[GIVEN PROBLEM]
In the data below, find every line that has the string "title", and copy it.
# Start of THE INPUT
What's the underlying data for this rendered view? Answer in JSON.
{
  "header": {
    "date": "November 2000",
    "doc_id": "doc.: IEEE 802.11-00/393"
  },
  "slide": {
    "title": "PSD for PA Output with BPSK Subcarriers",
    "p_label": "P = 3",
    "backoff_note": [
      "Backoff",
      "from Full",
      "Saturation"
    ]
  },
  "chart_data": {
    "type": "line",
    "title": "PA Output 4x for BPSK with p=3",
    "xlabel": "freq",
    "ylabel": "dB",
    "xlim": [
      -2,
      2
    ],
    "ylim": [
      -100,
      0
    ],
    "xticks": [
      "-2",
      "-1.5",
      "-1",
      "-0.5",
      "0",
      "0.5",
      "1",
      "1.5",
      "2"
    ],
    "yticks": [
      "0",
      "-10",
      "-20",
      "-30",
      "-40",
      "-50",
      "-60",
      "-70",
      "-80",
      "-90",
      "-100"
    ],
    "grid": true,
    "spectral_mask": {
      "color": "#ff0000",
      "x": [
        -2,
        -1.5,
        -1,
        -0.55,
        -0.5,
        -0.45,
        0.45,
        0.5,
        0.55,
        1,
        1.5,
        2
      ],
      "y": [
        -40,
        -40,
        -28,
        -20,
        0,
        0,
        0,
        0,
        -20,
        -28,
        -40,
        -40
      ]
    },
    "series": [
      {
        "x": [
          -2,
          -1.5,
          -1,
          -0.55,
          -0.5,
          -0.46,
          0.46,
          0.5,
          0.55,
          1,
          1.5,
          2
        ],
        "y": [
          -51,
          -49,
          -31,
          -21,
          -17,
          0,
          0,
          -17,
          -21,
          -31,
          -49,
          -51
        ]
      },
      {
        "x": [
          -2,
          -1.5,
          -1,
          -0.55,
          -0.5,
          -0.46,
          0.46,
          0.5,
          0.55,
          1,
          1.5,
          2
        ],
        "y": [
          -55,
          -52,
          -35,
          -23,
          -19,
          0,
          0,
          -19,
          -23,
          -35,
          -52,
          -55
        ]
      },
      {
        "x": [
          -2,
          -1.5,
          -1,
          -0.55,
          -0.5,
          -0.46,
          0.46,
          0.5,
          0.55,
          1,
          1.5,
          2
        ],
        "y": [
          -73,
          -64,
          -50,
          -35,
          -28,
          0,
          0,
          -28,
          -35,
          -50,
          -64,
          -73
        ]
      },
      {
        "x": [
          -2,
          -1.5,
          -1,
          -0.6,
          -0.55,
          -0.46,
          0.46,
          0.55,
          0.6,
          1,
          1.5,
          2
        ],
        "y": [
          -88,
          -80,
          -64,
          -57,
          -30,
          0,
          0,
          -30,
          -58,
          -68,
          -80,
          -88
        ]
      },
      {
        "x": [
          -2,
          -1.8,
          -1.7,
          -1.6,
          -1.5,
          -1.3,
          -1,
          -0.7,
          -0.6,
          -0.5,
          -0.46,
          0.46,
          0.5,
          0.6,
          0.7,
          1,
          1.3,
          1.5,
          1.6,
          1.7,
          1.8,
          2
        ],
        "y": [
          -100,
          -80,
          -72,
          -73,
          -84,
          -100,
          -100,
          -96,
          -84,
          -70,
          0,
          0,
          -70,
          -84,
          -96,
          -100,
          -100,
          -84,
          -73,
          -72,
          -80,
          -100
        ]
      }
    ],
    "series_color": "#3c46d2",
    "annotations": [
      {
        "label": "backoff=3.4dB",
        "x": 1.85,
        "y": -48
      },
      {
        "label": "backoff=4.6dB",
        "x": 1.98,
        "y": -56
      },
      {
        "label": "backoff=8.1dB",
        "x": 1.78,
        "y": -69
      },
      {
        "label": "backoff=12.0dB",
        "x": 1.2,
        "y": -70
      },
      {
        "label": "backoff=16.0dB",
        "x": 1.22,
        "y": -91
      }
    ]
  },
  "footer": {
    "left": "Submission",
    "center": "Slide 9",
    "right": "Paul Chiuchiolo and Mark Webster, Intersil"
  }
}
# End of THE INPUT
[ANSWER FOR THE TASK]
    "title": "PSD for PA Output with BPSK Subcarriers",
    "title": "PA Output 4x for BPSK with p=3",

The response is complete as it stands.